▼

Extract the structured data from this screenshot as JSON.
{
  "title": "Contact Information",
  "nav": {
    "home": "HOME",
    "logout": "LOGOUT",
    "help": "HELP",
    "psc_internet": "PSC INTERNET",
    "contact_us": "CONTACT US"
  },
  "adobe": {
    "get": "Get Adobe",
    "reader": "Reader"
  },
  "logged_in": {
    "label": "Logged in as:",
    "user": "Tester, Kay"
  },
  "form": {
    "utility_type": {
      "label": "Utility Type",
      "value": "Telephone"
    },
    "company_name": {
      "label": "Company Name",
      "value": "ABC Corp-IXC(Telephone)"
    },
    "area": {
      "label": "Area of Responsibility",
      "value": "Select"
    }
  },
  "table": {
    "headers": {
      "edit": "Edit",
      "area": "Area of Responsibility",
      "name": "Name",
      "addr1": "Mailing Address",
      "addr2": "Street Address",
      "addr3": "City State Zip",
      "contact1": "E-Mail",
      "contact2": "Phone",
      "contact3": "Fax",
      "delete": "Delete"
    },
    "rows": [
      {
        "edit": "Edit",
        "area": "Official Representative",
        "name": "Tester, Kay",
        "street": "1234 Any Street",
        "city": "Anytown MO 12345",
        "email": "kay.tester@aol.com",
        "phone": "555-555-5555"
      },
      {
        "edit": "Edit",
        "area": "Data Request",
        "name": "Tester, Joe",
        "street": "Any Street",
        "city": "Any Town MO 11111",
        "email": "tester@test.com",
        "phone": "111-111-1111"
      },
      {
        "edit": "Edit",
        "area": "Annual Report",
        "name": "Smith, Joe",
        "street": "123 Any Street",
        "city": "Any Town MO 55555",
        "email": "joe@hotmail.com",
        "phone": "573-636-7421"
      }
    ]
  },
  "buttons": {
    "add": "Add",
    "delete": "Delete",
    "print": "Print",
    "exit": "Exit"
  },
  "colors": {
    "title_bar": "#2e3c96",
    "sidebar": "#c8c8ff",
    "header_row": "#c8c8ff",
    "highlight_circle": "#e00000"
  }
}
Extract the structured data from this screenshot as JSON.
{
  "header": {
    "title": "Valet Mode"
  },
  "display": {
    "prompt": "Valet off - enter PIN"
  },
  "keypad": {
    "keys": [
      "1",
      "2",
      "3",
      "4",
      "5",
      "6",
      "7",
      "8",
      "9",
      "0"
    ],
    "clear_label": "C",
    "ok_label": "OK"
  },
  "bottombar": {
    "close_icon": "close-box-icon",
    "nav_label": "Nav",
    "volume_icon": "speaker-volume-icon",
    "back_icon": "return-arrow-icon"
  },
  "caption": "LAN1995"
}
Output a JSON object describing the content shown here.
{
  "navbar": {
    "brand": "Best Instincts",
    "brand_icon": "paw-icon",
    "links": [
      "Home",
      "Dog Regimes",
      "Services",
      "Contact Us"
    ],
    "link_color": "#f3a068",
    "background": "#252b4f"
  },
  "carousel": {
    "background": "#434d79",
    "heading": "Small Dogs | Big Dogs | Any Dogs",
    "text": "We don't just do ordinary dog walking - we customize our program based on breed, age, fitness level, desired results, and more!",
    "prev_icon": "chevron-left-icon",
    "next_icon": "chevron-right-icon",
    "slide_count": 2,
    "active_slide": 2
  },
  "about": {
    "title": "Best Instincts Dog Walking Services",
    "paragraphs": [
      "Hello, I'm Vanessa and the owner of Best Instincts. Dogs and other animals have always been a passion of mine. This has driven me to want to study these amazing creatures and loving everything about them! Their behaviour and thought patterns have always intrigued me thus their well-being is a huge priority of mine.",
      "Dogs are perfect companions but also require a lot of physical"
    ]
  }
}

▲

_Do this_:
Type out the material again exactly as presented.

_Task output_:
Extract the structured data from this screenshot as JSON.
{
  "title": "Contact Information",
  "nav": {
    "home": "HOME",
    "logout": "LOGOUT",
    "help": "HELP",
    "psc_internet": "PSC INTERNET",
    "contact_us": "CONTACT US"
  },
  "adobe": {
    "get": "Get Adobe",
    "reader": "Reader"
  },
  "logged_in": {
    "label": "Logged in as:",
    "user": "Tester, Kay"
  },
  "form": {
    "utility_type": {
      "label": "Utility Type",
      "value": "Telephone"
    },
    "company_name": {
      "label": "Company Name",
      "value": "ABC Corp-IXC(Telephone)"
    },
    "area": {
      "label": "Area of Responsibility",
      "value": "Select"
    }
  },
  "table": {
    "headers": {
      "edit": "Edit",
      "area": "Area of Responsibility",
      "name": "Name",
      "addr1": "Mailing Address",
      "addr2": "Street Address",
      "addr3": "City State Zip",
      "contact1": "E-Mail",
      "contact2": "Phone",
      "contact3": "Fax",
      "delete": "Delete"
    },
    "rows": [
      {
        "edit": "Edit",
        "area": "Official Representative",
        "name": "Tester, Kay",
        "street": "1234 Any Street",
        "city": "Anytown MO 12345",
        "email": "kay.tester@aol.com",
        "phone": "555-555-5555"
      },
      {
        "edit": "Edit",
        "area": "Data Request",
        "name": "Tester, Joe",
        "street": "Any Street",
        "city": "Any Town MO 11111",
        "email": "tester@test.com",
        "phone": "111-111-1111"
      },
      {
        "edit": "Edit",
        "area": "Annual Report",
        "name": "Smith, Joe",
        "street": "123 Any Street",
        "city": "Any Town MO 55555",
        "email": "joe@hotmail.com",
        "phone": "573-636-7421"
      }
    ]
  },
  "buttons": {
    "add": "Add",
    "delete": "Delete",
    "print": "Print",
    "exit": "Exit"
  },
  "colors": {
    "title_bar": "#2e3c96",
    "sidebar": "#c8c8ff",
    "header_row": "#c8c8ff",
    "highlight_circle": "#e00000"
  }
}
Extract the structured data from this screenshot as JSON.
{
  "header": {
    "title": "Valet Mode"
  },
  "display": {
    "prompt": "Valet off - enter PIN"
  },
  "keypad": {
    "keys": [
      "1",
      "2",
      "3",
      "4",
      "5",
      "6",
      "7",
      "8",
      "9",
      "0"
    ],
    "clear_label": "C",
    "ok_label": "OK"
  },
  "bottombar": {
    "close_icon": "close-box-icon",
    "nav_label": "Nav",
    "volume_icon": "speaker-volume-icon",
    "back_icon": "return-arrow-icon"
  },
  "caption": "LAN1995"
}
Output a JSON object describing the content shown here.
{
  "navbar": {
    "brand": "Best Instincts",
    "brand_icon": "paw-icon",
    "links": [
      "Home",
      "Dog Regimes",
      "Services",
      "Contact Us"
    ],
    "link_color": "#f3a068",
    "background": "#252b4f"
  },
  "carousel": {
    "background": "#434d79",
    "heading": "Small Dogs | Big Dogs | Any Dogs",
    "text": "We don't just do ordinary dog walking - we customize our program based on breed, age, fitness level, desired results, and more!",
    "prev_icon": "chevron-left-icon",
    "next_icon": "chevron-right-icon",
    "slide_count": 2,
    "active_slide": 2
  },
  "about": {
    "title": "Best Instincts Dog Walking Services",
    "paragraphs": [
      "Hello, I'm Vanessa and the owner of Best Instincts. Dogs and other animals have always been a passion of mine. This has driven me to want to study these amazing creatures and loving everything about them! Their behaviour and thought patterns have always intrigued me thus their well-being is a huge priority of mine.",
      "Dogs are perfect companions but also require a lot of physical"
    ]
  }
}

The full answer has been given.